Transcribe the listing in full, excluding any pictures.
[start of RECORDS PROVIDED]
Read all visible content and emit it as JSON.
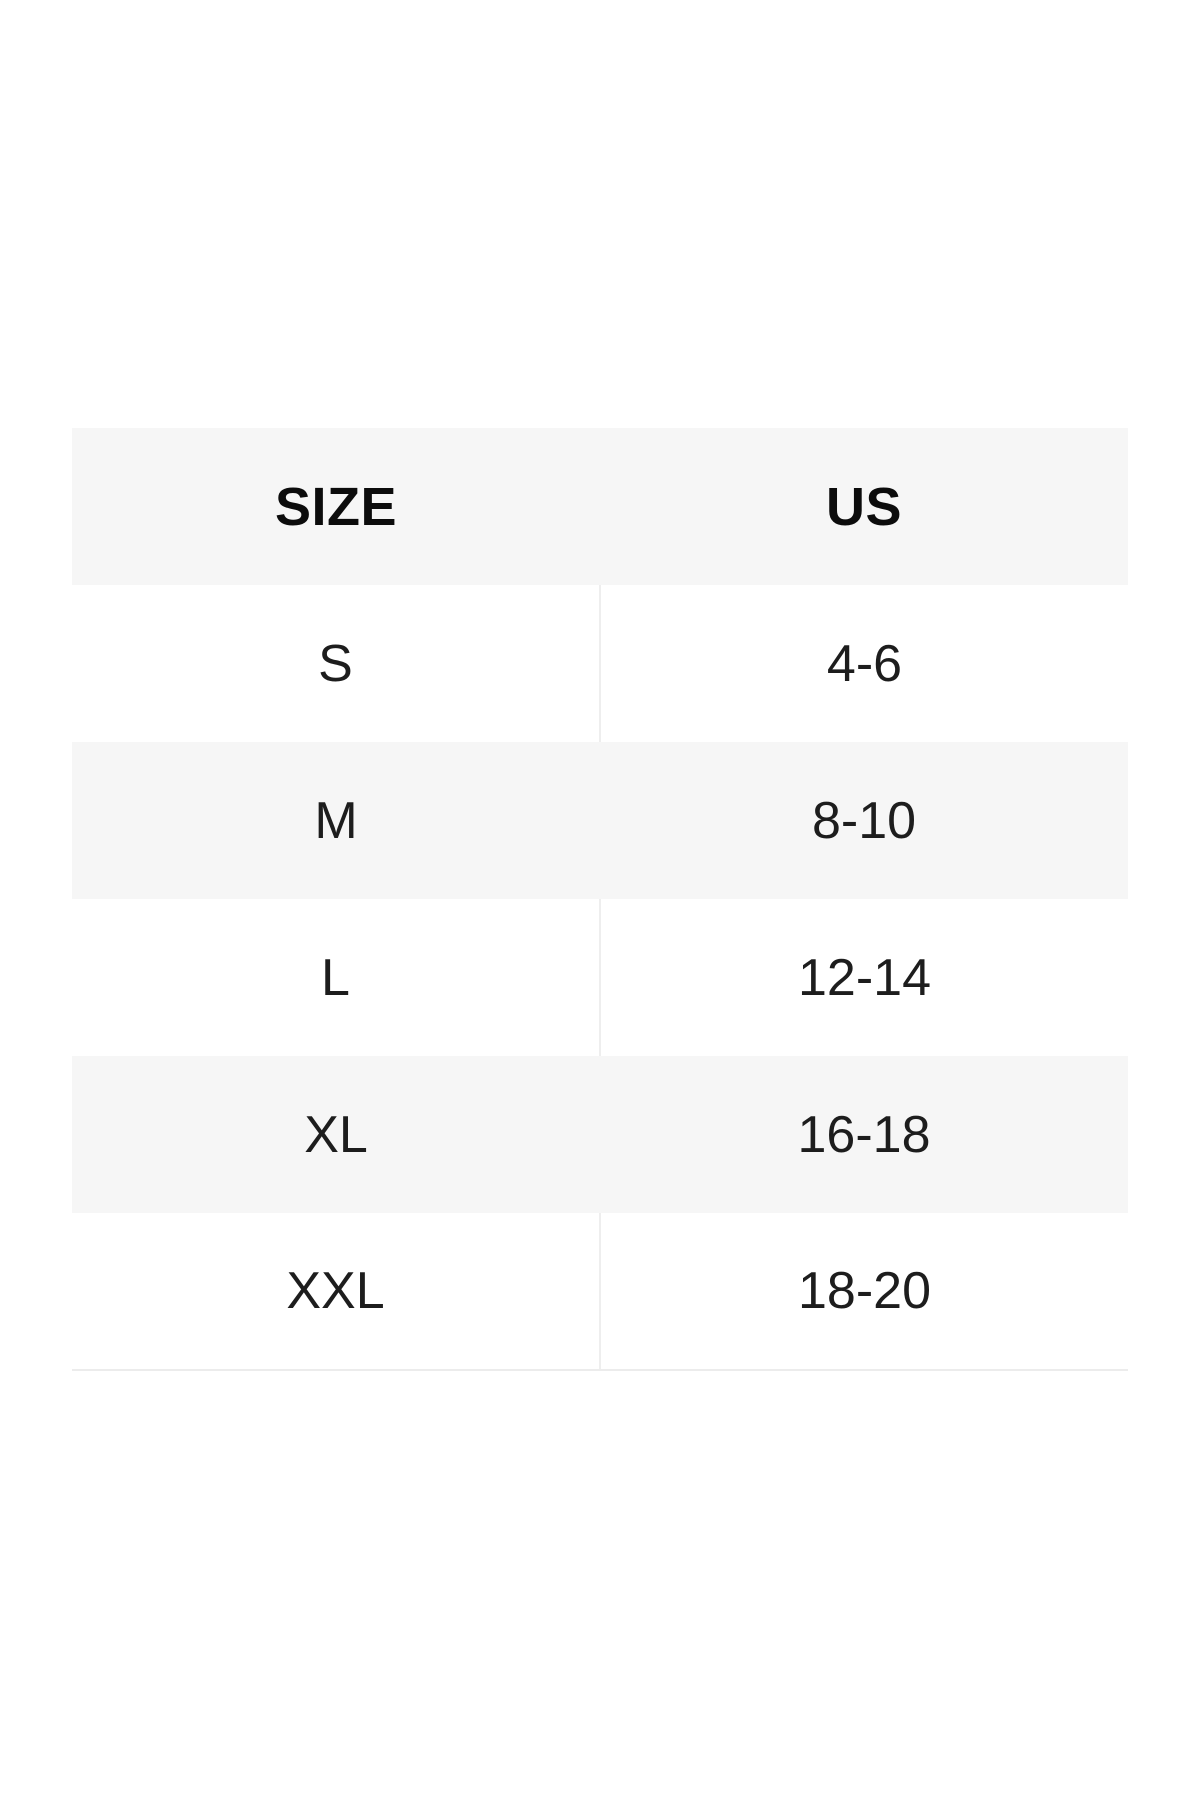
{
  "size_chart": {
    "columns": [
      "SIZE",
      "US"
    ],
    "rows": [
      {
        "size": "S",
        "us": "4-6"
      },
      {
        "size": "M",
        "us": "8-10"
      },
      {
        "size": "L",
        "us": "12-14"
      },
      {
        "size": "XL",
        "us": "16-18"
      },
      {
        "size": "XXL",
        "us": "18-20"
      }
    ]
  },
  "colors": {
    "page_background": "#ffffff",
    "header_row_background": "#f6f6f6",
    "alt_row_background": "#f6f6f6",
    "divider_line": "#eeeeee",
    "bottom_rule": "#ececec",
    "header_text": "#0c0c0c",
    "body_text": "#1d1d1d"
  }
}
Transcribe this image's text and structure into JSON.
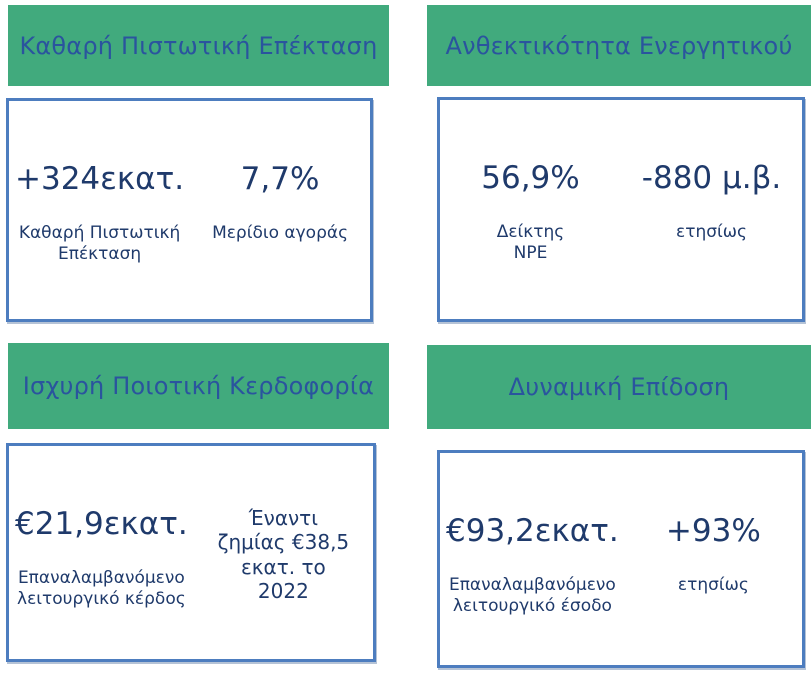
{
  "colors": {
    "banner_green": "#41AA7D",
    "title_blue": "#2A549E",
    "text_navy": "#1F3A6B",
    "box_border_blue": "#4D7DBF",
    "background": "#FFFFFF"
  },
  "cards": [
    {
      "title": "Καθαρή Πιστωτική Επέκταση",
      "metrics": [
        {
          "value": "+324εκατ.",
          "label": "Καθαρή Πιστωτική\nΕπέκταση"
        },
        {
          "value": "7,7%",
          "label": "Μερίδιο αγοράς"
        }
      ]
    },
    {
      "title": "Ανθεκτικότητα Ενεργητικού",
      "metrics": [
        {
          "value": "56,9%",
          "label": "Δείκτης\nNPE"
        },
        {
          "value": "-880 μ.β.",
          "label": "ετησίως"
        }
      ]
    },
    {
      "title": "Ισχυρή Ποιοτική Κερδοφορία",
      "metrics": [
        {
          "value": "€21,9εκατ.",
          "label": "Επαναλαμβανόμενο\nλειτουργικό κέρδος"
        },
        {
          "note": "Έναντι\nζημίας €38,5\nεκατ. το\n2022"
        }
      ]
    },
    {
      "title": "Δυναμική Επίδοση",
      "metrics": [
        {
          "value": "€93,2εκατ.",
          "label": "Επαναλαμβανόμενο\nλειτουργικό έσοδο"
        },
        {
          "value": "+93%",
          "label": "ετησίως"
        }
      ]
    }
  ]
}
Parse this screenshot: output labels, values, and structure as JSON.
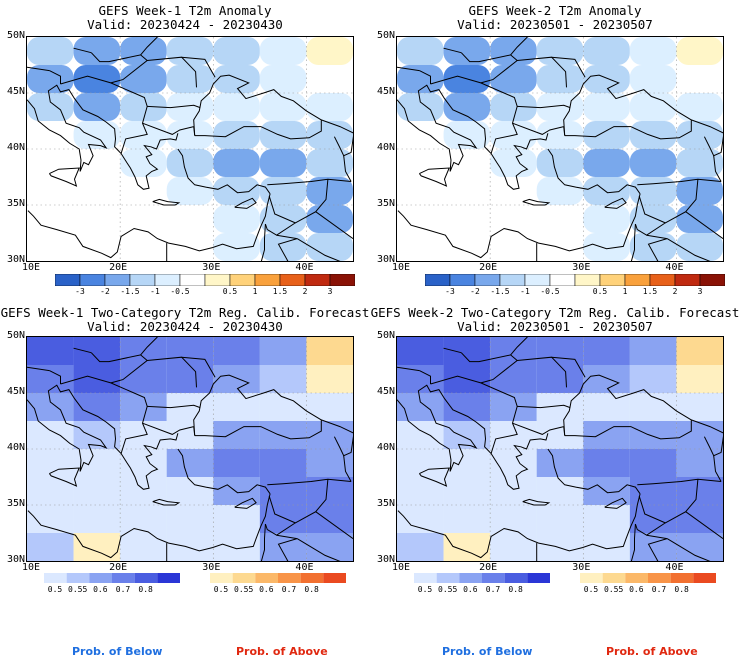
[end of RECORDS PROVIDED]
**EXERCISE RESPONSE:**
Read all visible content and emit it as JSON.
{
  "size_chart": {
    "columns": [
      "SIZE",
      "US"
    ],
    "rows": [
      {
        "size": "S",
        "us": "4-6"
      },
      {
        "size": "M",
        "us": "8-10"
      },
      {
        "size": "L",
        "us": "12-14"
      },
      {
        "size": "XL",
        "us": "16-18"
      },
      {
        "size": "XXL",
        "us": "18-20"
      }
    ]
  },
  "colors": {
    "page_background": "#ffffff",
    "header_row_background": "#f6f6f6",
    "alt_row_background": "#f6f6f6",
    "divider_line": "#eeeeee",
    "bottom_rule": "#ececec",
    "header_text": "#0c0c0c",
    "body_text": "#1d1d1d"
  }
}
Transcribe this image's text and structure into JSON.
{
  "colors": {
    "banner_green": "#41AA7D",
    "title_blue": "#2A549E",
    "text_navy": "#1F3A6B",
    "box_border_blue": "#4D7DBF",
    "background": "#FFFFFF"
  },
  "cards": [
    {
      "title": "Καθαρή Πιστωτική Επέκταση",
      "metrics": [
        {
          "value": "+324εκατ.",
          "label": "Καθαρή Πιστωτική\nΕπέκταση"
        },
        {
          "value": "7,7%",
          "label": "Μερίδιο αγοράς"
        }
      ]
    },
    {
      "title": "Ανθεκτικότητα Ενεργητικού",
      "metrics": [
        {
          "value": "56,9%",
          "label": "Δείκτης\nNPE"
        },
        {
          "value": "-880 μ.β.",
          "label": "ετησίως"
        }
      ]
    },
    {
      "title": "Ισχυρή Ποιοτική Κερδοφορία",
      "metrics": [
        {
          "value": "€21,9εκατ.",
          "label": "Επαναλαμβανόμενο\nλειτουργικό κέρδος"
        },
        {
          "note": "Έναντι\nζημίας €38,5\nεκατ. το\n2022"
        }
      ]
    },
    {
      "title": "Δυναμική Επίδοση",
      "metrics": [
        {
          "value": "€93,2εκατ.",
          "label": "Επαναλαμβανόμενο\nλειτουργικό έσοδο"
        },
        {
          "value": "+93%",
          "label": "ετησίως"
        }
      ]
    }
  ]
}
Parse this screenshot: output labels, values, and structure as JSON.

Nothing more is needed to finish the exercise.